- _What to work on_: Reproduce every one of the records below, keeping each line identical to the original.

━━━━━━━━━━━━━━━━

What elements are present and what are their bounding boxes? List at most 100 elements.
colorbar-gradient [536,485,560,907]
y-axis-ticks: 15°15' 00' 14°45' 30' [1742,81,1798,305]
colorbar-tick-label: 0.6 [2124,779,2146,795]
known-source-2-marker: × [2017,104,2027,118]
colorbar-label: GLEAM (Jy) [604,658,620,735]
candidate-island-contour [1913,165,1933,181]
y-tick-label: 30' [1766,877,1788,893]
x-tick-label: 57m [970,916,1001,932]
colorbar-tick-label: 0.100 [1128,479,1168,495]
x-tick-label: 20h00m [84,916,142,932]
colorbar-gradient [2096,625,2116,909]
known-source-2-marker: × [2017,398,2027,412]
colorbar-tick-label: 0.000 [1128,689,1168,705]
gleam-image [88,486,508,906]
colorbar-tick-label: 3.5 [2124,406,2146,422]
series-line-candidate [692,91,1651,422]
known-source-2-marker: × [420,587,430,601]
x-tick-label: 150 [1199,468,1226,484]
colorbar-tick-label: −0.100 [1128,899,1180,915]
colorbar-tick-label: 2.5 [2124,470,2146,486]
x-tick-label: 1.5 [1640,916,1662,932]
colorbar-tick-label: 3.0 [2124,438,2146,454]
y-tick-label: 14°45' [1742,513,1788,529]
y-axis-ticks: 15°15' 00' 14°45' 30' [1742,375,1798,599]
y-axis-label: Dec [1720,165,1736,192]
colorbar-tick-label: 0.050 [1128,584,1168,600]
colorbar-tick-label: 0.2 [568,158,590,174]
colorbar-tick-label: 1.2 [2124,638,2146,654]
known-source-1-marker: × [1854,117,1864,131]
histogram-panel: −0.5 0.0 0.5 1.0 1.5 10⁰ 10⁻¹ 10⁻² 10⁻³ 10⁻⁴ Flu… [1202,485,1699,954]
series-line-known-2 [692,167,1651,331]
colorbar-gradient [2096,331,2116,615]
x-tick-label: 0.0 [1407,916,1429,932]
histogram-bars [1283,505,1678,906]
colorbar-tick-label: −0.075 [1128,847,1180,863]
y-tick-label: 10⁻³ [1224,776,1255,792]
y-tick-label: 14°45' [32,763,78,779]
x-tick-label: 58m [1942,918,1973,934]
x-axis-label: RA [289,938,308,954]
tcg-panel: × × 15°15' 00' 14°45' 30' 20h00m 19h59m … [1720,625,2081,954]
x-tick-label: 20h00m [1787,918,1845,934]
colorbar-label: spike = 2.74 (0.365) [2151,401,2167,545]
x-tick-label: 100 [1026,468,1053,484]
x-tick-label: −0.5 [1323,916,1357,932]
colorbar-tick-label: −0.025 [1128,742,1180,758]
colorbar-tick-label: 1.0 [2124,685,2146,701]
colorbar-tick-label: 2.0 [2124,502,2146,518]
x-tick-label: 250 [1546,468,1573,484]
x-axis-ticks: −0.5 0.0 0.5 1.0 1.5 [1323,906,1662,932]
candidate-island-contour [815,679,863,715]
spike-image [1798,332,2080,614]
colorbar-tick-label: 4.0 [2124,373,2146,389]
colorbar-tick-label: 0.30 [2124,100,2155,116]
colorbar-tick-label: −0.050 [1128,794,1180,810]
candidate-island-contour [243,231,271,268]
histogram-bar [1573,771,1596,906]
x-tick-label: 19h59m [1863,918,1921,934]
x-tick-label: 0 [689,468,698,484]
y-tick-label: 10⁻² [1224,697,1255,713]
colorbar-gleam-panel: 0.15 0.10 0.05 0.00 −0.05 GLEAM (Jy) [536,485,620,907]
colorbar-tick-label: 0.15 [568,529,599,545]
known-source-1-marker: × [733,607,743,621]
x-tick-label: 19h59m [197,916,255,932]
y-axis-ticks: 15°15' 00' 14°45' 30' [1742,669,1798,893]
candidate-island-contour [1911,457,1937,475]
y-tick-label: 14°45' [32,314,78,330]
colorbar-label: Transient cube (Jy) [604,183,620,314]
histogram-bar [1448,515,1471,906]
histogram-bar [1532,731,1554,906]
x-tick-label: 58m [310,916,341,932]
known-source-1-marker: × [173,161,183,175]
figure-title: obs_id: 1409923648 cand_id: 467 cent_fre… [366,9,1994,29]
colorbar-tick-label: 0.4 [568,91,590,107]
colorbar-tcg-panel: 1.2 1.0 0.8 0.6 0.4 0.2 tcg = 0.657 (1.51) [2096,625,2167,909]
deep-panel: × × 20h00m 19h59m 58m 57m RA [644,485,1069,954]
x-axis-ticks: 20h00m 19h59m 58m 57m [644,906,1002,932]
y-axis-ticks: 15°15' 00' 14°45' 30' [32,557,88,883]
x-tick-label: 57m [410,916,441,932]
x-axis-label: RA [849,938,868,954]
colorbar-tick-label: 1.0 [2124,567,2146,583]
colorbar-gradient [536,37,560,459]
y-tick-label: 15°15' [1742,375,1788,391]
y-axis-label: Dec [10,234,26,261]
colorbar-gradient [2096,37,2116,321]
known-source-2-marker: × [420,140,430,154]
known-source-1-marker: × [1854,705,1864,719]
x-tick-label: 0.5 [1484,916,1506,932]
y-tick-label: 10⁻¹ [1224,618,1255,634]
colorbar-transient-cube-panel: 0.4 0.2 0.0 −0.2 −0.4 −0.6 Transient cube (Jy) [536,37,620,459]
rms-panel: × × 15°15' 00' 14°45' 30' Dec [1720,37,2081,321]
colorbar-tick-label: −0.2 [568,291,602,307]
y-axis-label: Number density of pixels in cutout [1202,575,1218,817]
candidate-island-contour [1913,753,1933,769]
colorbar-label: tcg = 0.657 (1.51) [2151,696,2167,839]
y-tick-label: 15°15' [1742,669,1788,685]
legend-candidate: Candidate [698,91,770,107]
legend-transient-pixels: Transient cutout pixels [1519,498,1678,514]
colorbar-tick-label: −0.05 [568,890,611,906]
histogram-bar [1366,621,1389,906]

━━━━━━━━━━━━━━━━

- _Solution to this problem_:
What elements are present and what are their bounding boxes? List at most 100 elements.
colorbar-gradient [536,485,560,907]
y-axis-ticks: 15°15' 00' 14°45' 30' [1742,81,1798,305]
colorbar-tick-label: 0.6 [2124,779,2146,795]
known-source-2-marker: × [2017,104,2027,118]
colorbar-label: GLEAM (Jy) [604,658,620,735]
candidate-island-contour [1913,165,1933,181]
y-tick-label: 30' [1766,877,1788,893]
x-tick-label: 57m [970,916,1001,932]
colorbar-tick-label: 0.100 [1128,479,1168,495]
x-tick-label: 20h00m [84,916,142,932]
colorbar-gradient [2096,625,2116,909]
known-source-2-marker: × [2017,398,2027,412]
colorbar-tick-label: 0.000 [1128,689,1168,705]
gleam-image [88,486,508,906]
colorbar-tick-label: 3.5 [2124,406,2146,422]
series-line-candidate [692,91,1651,422]
known-source-2-marker: × [420,587,430,601]
x-tick-label: 150 [1199,468,1226,484]
colorbar-tick-label: −0.100 [1128,899,1180,915]
colorbar-tick-label: 2.5 [2124,470,2146,486]
x-tick-label: 1.5 [1640,916,1662,932]
colorbar-tick-label: 3.0 [2124,438,2146,454]
y-tick-label: 14°45' [1742,513,1788,529]
y-axis-ticks: 15°15' 00' 14°45' 30' [1742,375,1798,599]
y-axis-label: Dec [1720,165,1736,192]
colorbar-tick-label: 0.050 [1128,584,1168,600]
colorbar-tick-label: 0.2 [568,158,590,174]
colorbar-tick-label: 1.2 [2124,638,2146,654]
known-source-1-marker: × [1854,117,1864,131]
histogram-panel: −0.5 0.0 0.5 1.0 1.5 10⁰ 10⁻¹ 10⁻² 10⁻³ 10⁻⁴ Flu… [1202,485,1699,954]
series-line-known-2 [692,167,1651,331]
colorbar-gradient [2096,331,2116,615]
x-tick-label: 0.0 [1407,916,1429,932]
histogram-bars [1283,505,1678,906]
colorbar-tick-label: −0.075 [1128,847,1180,863]
y-tick-label: 10⁻³ [1224,776,1255,792]
y-tick-label: 14°45' [32,763,78,779]
x-tick-label: 58m [1942,918,1973,934]
x-axis-label: RA [289,938,308,954]
tcg-panel: × × 15°15' 00' 14°45' 30' 20h00m 19h59m … [1720,625,2081,954]
x-tick-label: 20h00m [1787,918,1845,934]
colorbar-label: spike = 2.74 (0.365) [2151,401,2167,545]
x-tick-label: 100 [1026,468,1053,484]
x-tick-label: −0.5 [1323,916,1357,932]
colorbar-tick-label: −0.025 [1128,742,1180,758]
colorbar-tick-label: 1.0 [2124,685,2146,701]
colorbar-tick-label: 2.0 [2124,502,2146,518]
x-tick-label: 250 [1546,468,1573,484]
x-axis-ticks: −0.5 0.0 0.5 1.0 1.5 [1323,906,1662,932]
candidate-island-contour [815,679,863,715]
spike-image [1798,332,2080,614]
colorbar-tick-label: 4.0 [2124,373,2146,389]
colorbar-tick-label: 0.30 [2124,100,2155,116]
colorbar-tick-label: −0.050 [1128,794,1180,810]
candidate-island-contour [243,231,271,268]
histogram-bar [1573,771,1596,906]
x-tick-label: 19h59m [1863,918,1921,934]
x-tick-label: 0 [689,468,698,484]
y-tick-label: 10⁻² [1224,697,1255,713]
colorbar-gleam-panel: 0.15 0.10 0.05 0.00 −0.05 GLEAM (Jy) [536,485,620,907]
colorbar-tick-label: 0.15 [568,529,599,545]
known-source-1-marker: × [733,607,743,621]
x-tick-label: 19h59m [197,916,255,932]
y-axis-ticks: 15°15' 00' 14°45' 30' [1742,669,1798,893]
candidate-island-contour [1911,457,1937,475]
y-tick-label: 14°45' [32,314,78,330]
colorbar-label: Transient cube (Jy) [604,183,620,314]
histogram-bar [1448,515,1471,906]
histogram-bar [1532,731,1554,906]
x-tick-label: 58m [310,916,341,932]
known-source-1-marker: × [173,161,183,175]
figure-title: obs_id: 1409923648 cand_id: 467 cent_fre… [366,9,1994,29]
colorbar-tick-label: 0.4 [568,91,590,107]
colorbar-tcg-panel: 1.2 1.0 0.8 0.6 0.4 0.2 tcg = 0.657 (1.51) [2096,625,2167,909]
deep-panel: × × 20h00m 19h59m 58m 57m RA [644,485,1069,954]
x-axis-ticks: 20h00m 19h59m 58m 57m [644,906,1002,932]
y-axis-ticks: 15°15' 00' 14°45' 30' [32,557,88,883]
x-tick-label: 57m [410,916,441,932]
x-axis-label: RA [849,938,868,954]
colorbar-tick-label: 1.0 [2124,567,2146,583]
colorbar-gradient [536,37,560,459]
y-tick-label: 15°15' [1742,375,1788,391]
y-axis-label: Dec [10,234,26,261]
colorbar-gradient [2096,37,2116,321]
known-source-2-marker: × [420,140,430,154]
known-source-1-marker: × [1854,705,1864,719]
x-tick-label: 0.5 [1484,916,1506,932]
y-tick-label: 10⁻¹ [1224,618,1255,634]
colorbar-transient-cube-panel: 0.4 0.2 0.0 −0.2 −0.4 −0.6 Transient cube (Jy) [536,37,620,459]
rms-panel: × × 15°15' 00' 14°45' 30' Dec [1720,37,2081,321]
colorbar-tick-label: −0.2 [568,291,602,307]
y-axis-label: Number density of pixels in cutout [1202,575,1218,817]
candidate-island-contour [1913,753,1933,769]
colorbar-label: tcg = 0.657 (1.51) [2151,696,2167,839]
y-tick-label: 15°15' [1742,669,1788,685]
legend-candidate: Candidate [698,91,770,107]
legend-transient-pixels: Transient cutout pixels [1519,498,1678,514]
colorbar-tick-label: −0.05 [568,890,611,906]
histogram-bar [1366,621,1389,906]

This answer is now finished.